Extracted records:
= = = =

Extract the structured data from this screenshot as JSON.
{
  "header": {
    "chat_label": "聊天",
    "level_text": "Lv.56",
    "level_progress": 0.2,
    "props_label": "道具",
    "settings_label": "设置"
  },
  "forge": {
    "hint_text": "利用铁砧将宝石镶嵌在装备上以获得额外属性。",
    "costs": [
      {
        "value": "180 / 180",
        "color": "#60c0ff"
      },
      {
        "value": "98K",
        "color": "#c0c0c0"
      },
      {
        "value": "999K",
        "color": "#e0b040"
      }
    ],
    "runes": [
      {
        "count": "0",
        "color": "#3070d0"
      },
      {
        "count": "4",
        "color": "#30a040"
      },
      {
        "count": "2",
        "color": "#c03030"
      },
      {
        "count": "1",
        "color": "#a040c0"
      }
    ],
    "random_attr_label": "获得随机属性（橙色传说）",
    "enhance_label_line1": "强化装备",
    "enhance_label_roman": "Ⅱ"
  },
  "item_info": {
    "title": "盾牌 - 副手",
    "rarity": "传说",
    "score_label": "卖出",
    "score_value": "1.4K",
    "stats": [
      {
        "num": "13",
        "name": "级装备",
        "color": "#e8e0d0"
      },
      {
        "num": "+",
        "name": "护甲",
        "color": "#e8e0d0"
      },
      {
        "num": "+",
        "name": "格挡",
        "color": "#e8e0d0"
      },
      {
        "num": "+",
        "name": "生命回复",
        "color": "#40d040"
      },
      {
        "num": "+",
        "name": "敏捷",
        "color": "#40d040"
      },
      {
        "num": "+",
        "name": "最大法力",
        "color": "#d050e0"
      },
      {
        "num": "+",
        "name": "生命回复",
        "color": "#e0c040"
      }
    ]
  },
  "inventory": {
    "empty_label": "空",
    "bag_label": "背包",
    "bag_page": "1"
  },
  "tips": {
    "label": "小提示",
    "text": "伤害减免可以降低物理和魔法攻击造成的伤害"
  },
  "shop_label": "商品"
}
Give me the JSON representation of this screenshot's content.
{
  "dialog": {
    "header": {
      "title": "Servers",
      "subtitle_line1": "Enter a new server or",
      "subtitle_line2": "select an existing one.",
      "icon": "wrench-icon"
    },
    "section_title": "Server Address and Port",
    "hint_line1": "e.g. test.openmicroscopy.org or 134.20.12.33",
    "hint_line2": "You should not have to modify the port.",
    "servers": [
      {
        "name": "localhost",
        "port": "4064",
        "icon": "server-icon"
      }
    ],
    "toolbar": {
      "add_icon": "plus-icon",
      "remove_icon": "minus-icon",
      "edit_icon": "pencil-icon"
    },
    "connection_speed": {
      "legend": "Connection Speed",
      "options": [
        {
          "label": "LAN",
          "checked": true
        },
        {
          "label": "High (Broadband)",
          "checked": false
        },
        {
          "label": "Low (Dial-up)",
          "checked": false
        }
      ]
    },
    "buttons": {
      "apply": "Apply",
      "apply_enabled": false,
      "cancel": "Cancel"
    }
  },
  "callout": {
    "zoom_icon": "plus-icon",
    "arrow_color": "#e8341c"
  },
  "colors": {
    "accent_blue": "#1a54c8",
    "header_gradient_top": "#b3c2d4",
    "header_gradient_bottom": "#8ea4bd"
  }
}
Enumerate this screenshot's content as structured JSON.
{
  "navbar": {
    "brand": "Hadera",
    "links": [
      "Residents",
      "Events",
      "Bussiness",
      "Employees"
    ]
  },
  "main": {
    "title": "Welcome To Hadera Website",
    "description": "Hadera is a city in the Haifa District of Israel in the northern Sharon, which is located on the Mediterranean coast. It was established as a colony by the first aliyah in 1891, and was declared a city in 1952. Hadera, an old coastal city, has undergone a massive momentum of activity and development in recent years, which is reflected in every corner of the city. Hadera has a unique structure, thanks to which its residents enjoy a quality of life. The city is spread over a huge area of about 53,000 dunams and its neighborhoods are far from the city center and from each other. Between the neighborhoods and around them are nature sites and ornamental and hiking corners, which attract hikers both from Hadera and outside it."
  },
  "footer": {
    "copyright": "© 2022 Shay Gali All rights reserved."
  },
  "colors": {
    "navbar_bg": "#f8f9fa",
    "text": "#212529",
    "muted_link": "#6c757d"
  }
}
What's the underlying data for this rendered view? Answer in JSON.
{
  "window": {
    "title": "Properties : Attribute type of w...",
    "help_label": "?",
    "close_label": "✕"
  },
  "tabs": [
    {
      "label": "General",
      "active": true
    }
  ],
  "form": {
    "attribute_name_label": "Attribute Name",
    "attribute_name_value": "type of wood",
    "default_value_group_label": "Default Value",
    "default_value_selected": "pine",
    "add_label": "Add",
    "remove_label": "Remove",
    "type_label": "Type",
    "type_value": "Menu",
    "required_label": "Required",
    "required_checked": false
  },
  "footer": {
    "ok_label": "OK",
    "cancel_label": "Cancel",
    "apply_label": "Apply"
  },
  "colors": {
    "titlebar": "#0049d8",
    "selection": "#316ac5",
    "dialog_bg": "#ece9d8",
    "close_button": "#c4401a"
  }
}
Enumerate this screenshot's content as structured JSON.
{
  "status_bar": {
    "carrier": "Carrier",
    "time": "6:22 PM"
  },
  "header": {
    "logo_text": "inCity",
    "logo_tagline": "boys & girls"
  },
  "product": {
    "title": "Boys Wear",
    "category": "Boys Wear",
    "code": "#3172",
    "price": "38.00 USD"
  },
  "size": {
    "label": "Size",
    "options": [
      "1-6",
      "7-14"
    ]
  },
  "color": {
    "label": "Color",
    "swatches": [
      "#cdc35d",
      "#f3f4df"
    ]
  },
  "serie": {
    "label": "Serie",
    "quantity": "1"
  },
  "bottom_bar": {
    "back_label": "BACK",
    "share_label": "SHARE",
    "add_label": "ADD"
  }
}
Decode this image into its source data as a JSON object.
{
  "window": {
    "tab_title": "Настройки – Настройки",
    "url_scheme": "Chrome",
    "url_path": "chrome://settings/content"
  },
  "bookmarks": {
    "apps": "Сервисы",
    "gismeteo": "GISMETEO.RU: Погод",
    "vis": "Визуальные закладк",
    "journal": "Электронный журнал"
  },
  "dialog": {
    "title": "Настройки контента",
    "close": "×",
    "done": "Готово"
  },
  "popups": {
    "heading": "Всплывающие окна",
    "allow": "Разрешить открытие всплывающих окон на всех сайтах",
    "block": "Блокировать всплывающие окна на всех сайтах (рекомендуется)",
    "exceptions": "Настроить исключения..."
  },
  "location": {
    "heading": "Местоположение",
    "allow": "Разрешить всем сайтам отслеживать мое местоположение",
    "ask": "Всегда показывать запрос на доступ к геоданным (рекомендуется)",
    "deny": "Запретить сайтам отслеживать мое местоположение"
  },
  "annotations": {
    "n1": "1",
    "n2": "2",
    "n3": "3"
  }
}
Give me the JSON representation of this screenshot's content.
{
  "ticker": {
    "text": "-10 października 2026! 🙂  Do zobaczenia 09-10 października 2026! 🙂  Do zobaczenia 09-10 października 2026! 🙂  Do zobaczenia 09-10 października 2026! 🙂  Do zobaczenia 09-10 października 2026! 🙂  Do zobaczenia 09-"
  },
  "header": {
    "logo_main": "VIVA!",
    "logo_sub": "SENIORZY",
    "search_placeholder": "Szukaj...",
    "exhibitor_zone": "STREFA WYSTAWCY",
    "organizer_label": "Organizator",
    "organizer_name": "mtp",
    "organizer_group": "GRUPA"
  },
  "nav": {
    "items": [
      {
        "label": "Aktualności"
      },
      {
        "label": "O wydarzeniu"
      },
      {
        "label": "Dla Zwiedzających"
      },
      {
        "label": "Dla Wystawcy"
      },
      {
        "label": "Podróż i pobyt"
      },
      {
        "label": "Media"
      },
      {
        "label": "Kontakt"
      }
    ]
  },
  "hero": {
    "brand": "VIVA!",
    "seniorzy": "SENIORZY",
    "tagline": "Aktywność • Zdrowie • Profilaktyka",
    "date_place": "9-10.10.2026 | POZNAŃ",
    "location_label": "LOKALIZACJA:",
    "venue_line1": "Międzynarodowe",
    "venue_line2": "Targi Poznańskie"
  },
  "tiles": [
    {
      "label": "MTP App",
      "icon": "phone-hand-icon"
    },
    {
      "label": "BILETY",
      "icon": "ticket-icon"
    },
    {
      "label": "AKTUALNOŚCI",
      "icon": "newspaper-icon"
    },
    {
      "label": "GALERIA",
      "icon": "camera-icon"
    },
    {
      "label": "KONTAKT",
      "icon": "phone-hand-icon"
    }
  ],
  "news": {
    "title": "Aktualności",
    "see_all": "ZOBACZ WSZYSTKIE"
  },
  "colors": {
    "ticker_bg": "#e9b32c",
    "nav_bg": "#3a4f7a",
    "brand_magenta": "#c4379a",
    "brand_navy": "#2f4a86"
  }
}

= = = =

▶ **Directions**: Each line that contains the string "data" counts once; report how many such lines the entries have, giving only the number.

▶ **Answer for the task**: 3